▶ **EXERCISE BRIEF**
Quote the lines of the material from the line containing "front-view <box>148 88 634 302</box>" through the line containing "linetype-combo[interactable]: ByLayer <box>416", with both of those lines included.

○ ○ ○ ○

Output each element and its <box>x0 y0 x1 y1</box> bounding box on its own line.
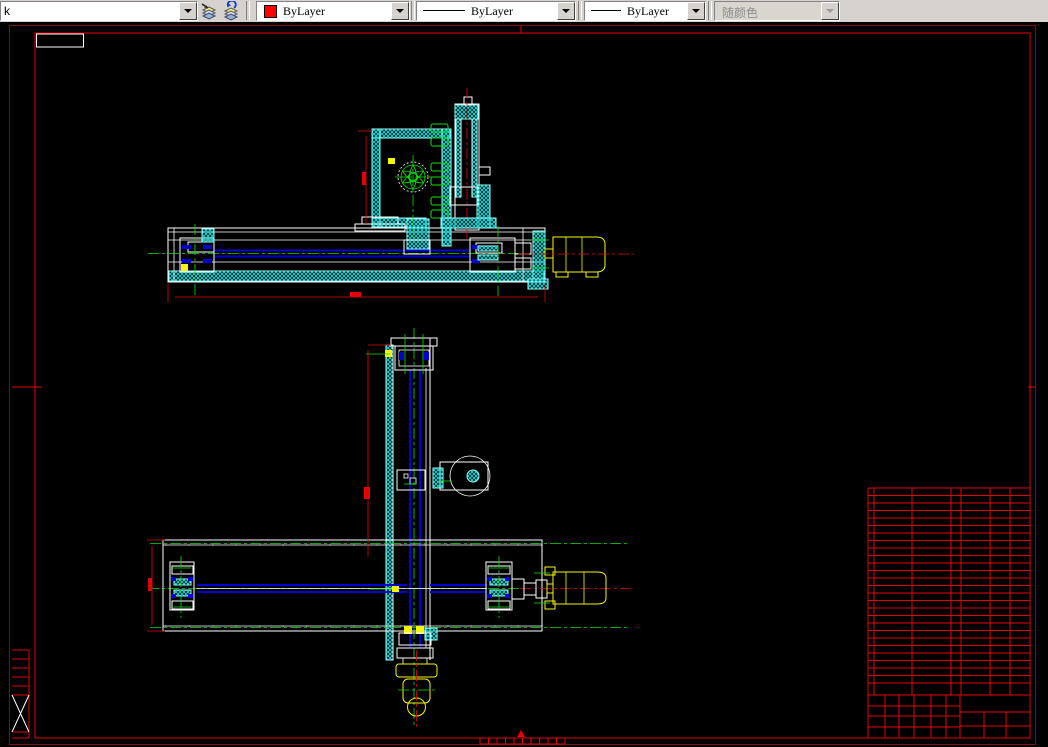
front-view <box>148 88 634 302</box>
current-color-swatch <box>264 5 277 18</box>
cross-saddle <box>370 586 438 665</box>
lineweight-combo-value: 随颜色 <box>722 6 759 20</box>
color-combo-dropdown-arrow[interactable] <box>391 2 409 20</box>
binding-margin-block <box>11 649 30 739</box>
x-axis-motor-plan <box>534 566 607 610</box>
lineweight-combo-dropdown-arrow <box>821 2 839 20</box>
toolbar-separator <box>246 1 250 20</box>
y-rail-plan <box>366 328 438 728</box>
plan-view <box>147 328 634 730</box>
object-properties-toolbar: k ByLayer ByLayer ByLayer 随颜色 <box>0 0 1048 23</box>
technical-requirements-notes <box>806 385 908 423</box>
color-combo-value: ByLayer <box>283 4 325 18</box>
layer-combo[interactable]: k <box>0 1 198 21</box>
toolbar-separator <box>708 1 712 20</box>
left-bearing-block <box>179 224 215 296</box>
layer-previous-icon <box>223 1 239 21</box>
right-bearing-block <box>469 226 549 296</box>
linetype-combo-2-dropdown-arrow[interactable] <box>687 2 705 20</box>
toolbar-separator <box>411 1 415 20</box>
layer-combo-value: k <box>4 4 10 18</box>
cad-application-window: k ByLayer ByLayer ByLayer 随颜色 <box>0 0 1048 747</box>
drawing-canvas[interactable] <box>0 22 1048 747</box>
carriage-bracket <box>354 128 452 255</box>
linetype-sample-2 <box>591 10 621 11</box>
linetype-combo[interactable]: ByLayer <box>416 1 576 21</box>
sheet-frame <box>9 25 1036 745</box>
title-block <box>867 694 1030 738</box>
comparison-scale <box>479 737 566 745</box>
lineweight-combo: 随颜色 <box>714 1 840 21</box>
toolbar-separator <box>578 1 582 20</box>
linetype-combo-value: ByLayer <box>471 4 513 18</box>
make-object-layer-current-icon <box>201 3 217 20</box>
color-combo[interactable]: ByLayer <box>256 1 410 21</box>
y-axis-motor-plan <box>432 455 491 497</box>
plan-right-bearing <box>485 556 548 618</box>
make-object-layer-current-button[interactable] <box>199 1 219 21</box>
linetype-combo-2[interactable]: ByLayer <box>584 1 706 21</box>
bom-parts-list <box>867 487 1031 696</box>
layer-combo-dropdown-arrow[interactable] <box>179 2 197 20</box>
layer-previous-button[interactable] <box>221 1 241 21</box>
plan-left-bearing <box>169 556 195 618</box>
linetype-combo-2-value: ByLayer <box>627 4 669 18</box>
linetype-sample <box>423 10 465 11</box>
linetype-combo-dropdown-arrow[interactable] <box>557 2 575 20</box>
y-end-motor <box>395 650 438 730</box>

○ ○ ○ ○

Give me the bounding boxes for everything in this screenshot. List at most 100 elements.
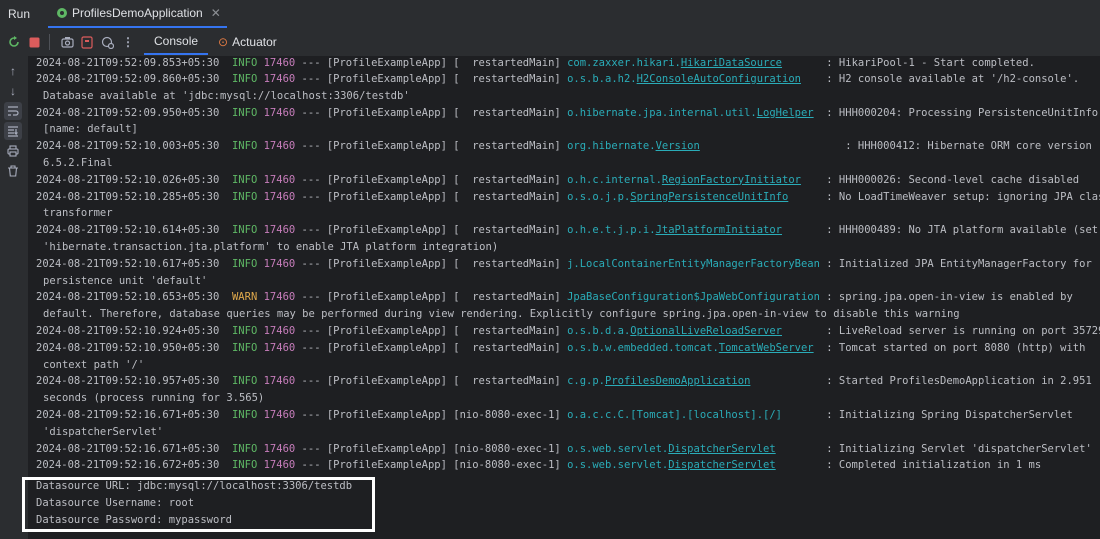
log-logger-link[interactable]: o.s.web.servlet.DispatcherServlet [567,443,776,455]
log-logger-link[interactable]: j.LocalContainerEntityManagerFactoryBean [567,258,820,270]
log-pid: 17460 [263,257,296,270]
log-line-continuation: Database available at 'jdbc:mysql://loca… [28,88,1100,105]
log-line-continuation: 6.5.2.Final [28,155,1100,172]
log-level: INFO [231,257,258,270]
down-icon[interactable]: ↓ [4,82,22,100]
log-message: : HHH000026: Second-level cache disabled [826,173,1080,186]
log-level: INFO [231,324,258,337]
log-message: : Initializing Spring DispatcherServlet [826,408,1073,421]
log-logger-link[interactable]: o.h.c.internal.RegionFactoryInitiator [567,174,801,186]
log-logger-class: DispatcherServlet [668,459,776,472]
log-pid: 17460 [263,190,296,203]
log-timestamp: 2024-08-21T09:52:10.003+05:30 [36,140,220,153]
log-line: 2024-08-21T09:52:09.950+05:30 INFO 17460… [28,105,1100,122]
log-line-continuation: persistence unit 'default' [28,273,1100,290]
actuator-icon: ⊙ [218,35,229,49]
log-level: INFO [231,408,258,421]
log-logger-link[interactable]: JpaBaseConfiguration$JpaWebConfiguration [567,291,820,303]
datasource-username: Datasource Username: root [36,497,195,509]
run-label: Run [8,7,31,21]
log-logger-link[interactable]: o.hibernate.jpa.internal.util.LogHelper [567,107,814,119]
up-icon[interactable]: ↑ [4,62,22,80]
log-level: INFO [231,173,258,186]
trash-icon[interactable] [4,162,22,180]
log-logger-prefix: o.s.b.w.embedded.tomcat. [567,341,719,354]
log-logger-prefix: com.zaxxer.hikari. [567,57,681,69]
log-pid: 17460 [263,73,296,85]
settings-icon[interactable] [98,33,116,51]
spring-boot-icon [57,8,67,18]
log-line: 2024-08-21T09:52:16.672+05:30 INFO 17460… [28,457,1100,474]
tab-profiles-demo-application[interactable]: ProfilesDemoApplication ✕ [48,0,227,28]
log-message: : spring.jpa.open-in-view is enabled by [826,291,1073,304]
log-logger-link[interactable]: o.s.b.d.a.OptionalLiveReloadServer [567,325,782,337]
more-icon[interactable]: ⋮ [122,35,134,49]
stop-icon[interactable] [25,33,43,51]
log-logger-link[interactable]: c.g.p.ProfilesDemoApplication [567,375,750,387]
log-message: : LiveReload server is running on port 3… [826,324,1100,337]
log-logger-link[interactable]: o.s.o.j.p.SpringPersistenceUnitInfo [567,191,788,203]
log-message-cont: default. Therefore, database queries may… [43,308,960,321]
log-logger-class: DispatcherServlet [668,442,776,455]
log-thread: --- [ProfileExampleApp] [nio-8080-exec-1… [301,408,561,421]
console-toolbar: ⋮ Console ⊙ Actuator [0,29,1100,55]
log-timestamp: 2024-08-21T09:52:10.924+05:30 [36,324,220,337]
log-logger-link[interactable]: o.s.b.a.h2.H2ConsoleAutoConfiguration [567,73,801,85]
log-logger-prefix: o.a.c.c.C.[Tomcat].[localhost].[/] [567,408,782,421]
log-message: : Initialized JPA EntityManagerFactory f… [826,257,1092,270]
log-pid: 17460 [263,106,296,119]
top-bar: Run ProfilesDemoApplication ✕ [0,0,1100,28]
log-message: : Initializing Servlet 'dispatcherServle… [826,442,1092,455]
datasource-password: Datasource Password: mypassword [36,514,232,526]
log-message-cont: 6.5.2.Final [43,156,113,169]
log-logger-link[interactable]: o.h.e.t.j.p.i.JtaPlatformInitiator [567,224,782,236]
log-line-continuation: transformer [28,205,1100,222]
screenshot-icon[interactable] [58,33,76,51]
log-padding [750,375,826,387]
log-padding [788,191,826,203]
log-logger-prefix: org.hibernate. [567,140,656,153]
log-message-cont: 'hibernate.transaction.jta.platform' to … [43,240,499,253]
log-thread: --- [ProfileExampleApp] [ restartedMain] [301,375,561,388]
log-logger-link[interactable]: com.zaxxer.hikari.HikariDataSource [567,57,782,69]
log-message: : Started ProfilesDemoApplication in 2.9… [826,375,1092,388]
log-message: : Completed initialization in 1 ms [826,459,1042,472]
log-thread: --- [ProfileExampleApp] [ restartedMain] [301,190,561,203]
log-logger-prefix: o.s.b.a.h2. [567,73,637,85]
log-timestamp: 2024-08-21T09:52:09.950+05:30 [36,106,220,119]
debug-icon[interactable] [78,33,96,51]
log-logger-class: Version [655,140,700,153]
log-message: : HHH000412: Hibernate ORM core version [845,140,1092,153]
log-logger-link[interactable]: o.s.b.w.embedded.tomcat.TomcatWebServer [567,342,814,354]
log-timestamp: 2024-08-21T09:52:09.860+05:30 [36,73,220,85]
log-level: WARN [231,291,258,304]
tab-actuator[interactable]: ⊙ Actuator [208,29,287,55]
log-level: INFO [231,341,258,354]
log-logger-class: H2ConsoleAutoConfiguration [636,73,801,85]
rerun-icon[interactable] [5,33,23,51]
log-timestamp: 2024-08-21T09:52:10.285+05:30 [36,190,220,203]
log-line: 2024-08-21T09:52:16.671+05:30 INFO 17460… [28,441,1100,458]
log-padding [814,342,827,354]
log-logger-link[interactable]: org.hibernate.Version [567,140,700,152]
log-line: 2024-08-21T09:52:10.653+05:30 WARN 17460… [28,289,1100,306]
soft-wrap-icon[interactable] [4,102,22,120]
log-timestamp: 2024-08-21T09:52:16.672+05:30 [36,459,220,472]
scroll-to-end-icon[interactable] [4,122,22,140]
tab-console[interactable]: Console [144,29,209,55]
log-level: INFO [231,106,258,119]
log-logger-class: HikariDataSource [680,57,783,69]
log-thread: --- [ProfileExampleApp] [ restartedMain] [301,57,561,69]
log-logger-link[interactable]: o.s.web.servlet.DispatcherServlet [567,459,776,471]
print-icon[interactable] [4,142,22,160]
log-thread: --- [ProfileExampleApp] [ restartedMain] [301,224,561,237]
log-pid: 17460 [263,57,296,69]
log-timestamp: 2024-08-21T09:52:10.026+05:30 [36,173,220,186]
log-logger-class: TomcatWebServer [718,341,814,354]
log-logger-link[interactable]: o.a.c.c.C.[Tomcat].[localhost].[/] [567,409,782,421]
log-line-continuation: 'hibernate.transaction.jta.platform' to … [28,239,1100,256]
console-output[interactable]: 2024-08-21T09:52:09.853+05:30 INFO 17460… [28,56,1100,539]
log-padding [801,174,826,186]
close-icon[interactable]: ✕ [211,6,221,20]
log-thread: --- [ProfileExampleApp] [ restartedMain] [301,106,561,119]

○ ○ ○ ○

▶ **TASK ANSWER**
front-view <box>148 88 634 302</box>
current-color-swatch <box>264 5 277 18</box>
cross-saddle <box>370 586 438 665</box>
lineweight-combo-value: 随颜色 <box>722 6 759 20</box>
color-combo-dropdown-arrow[interactable] <box>391 2 409 20</box>
binding-margin-block <box>11 649 30 739</box>
x-axis-motor-plan <box>534 566 607 610</box>
lineweight-combo-dropdown-arrow <box>821 2 839 20</box>
toolbar-separator <box>246 1 250 20</box>
y-rail-plan <box>366 328 438 728</box>
plan-view <box>147 328 634 730</box>
object-properties-toolbar: k ByLayer ByLayer ByLayer 随颜色 <box>0 0 1048 23</box>
technical-requirements-notes <box>806 385 908 423</box>
color-combo-value: ByLayer <box>283 4 325 18</box>
layer-combo[interactable]: k <box>0 1 198 21</box>
toolbar-separator <box>708 1 712 20</box>
left-bearing-block <box>179 224 215 296</box>
layer-previous-icon <box>223 1 239 21</box>
right-bearing-block <box>469 226 549 296</box>
linetype-combo-2-dropdown-arrow[interactable] <box>687 2 705 20</box>
toolbar-separator <box>411 1 415 20</box>
layer-combo-value: k <box>4 4 10 18</box>
cad-application-window: k ByLayer ByLayer ByLayer 随颜色 <box>0 0 1048 747</box>
drawing-canvas[interactable] <box>0 22 1048 747</box>
carriage-bracket <box>354 128 452 255</box>
linetype-sample-2 <box>591 10 621 11</box>
linetype-combo[interactable]: ByLayer <box>416 1 576 21</box>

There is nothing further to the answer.